● **DATA SUPPLIED**
§

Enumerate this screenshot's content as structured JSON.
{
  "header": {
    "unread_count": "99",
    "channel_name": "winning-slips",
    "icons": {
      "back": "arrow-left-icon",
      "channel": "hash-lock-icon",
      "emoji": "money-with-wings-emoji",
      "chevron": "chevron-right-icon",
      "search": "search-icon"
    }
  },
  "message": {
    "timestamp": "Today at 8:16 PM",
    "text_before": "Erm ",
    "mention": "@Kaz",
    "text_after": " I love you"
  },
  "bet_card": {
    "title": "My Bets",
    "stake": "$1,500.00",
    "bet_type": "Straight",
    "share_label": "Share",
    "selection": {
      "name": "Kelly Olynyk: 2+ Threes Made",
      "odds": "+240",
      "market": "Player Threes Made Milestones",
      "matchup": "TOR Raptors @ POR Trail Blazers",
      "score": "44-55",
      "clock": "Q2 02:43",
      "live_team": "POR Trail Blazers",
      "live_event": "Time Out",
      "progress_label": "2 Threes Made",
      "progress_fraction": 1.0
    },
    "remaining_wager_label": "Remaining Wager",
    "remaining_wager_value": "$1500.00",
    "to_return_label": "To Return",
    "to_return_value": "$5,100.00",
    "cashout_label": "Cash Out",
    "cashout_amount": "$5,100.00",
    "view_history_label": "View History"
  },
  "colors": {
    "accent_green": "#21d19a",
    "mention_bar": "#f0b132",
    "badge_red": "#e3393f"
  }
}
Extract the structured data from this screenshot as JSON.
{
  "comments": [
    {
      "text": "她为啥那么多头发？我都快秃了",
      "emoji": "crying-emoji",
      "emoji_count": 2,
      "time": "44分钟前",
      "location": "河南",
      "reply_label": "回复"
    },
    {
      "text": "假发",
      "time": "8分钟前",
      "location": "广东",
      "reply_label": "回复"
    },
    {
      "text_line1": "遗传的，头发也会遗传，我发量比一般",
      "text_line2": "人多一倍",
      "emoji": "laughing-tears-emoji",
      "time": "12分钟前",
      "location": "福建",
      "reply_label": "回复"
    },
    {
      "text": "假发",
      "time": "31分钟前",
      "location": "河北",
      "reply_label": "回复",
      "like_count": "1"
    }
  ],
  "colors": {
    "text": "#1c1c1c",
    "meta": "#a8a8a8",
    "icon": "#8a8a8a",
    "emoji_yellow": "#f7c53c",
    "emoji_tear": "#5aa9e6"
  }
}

§

● **OBJECTIVE**
Copy all the lines above that hold the string "Trail".

● **TASK OUTPUT**
      "matchup": "TOR Raptors @ POR Trail Blazers",
      "live_team": "POR Trail Blazers",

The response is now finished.